▶ [DO THIS]:
Repeat the listing word for word. No pictures belong in the copy.

[Items listed in a dataset]
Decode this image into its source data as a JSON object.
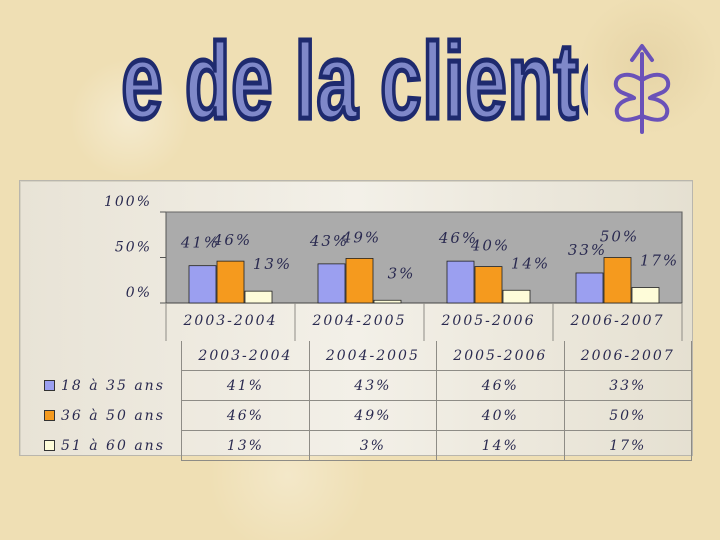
{
  "title": "Âge de la clientèle",
  "colors": {
    "title_fill": "#7f88c9",
    "title_outline": "#1e2a6e",
    "logo": "#6a52b8",
    "series_1": "#9b9ff0",
    "series_2": "#f59a1e",
    "series_3": "#fefcd9"
  },
  "logo_icon": "stylized-tree-icon",
  "chart_data": {
    "type": "bar",
    "categories": [
      "2003-2004",
      "2004-2005",
      "2005-2006",
      "2006-2007"
    ],
    "series": [
      {
        "name": "18 à 35 ans",
        "values": [
          41,
          43,
          46,
          33
        ],
        "labels": [
          "41%",
          "43%",
          "46%",
          "33%"
        ]
      },
      {
        "name": "36 à 50 ans",
        "values": [
          46,
          49,
          40,
          50
        ],
        "labels": [
          "46%",
          "49%",
          "40%",
          "50%"
        ]
      },
      {
        "name": "51 à 60 ans",
        "values": [
          13,
          3,
          14,
          17
        ],
        "labels": [
          "13%",
          "3%",
          "14%",
          "17%"
        ]
      }
    ],
    "y_ticks": [
      "0%",
      "50%",
      "100%"
    ],
    "ylim": [
      0,
      100
    ],
    "grid": false,
    "legend": "data table below the chart"
  }
}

▶ [PROBLEM SOLUTION]:
Decode this image into its source data as a JSON object.
{
  "title": "Âge de la clientèle",
  "colors": {
    "title_fill": "#7f88c9",
    "title_outline": "#1e2a6e",
    "logo": "#6a52b8",
    "series_1": "#9b9ff0",
    "series_2": "#f59a1e",
    "series_3": "#fefcd9"
  },
  "logo_icon": "stylized-tree-icon",
  "chart_data": {
    "type": "bar",
    "categories": [
      "2003-2004",
      "2004-2005",
      "2005-2006",
      "2006-2007"
    ],
    "series": [
      {
        "name": "18 à 35 ans",
        "values": [
          41,
          43,
          46,
          33
        ],
        "labels": [
          "41%",
          "43%",
          "46%",
          "33%"
        ]
      },
      {
        "name": "36 à 50 ans",
        "values": [
          46,
          49,
          40,
          50
        ],
        "labels": [
          "46%",
          "49%",
          "40%",
          "50%"
        ]
      },
      {
        "name": "51 à 60 ans",
        "values": [
          13,
          3,
          14,
          17
        ],
        "labels": [
          "13%",
          "3%",
          "14%",
          "17%"
        ]
      }
    ],
    "y_ticks": [
      "0%",
      "50%",
      "100%"
    ],
    "ylim": [
      0,
      100
    ],
    "grid": false,
    "legend": "data table below the chart"
  }
}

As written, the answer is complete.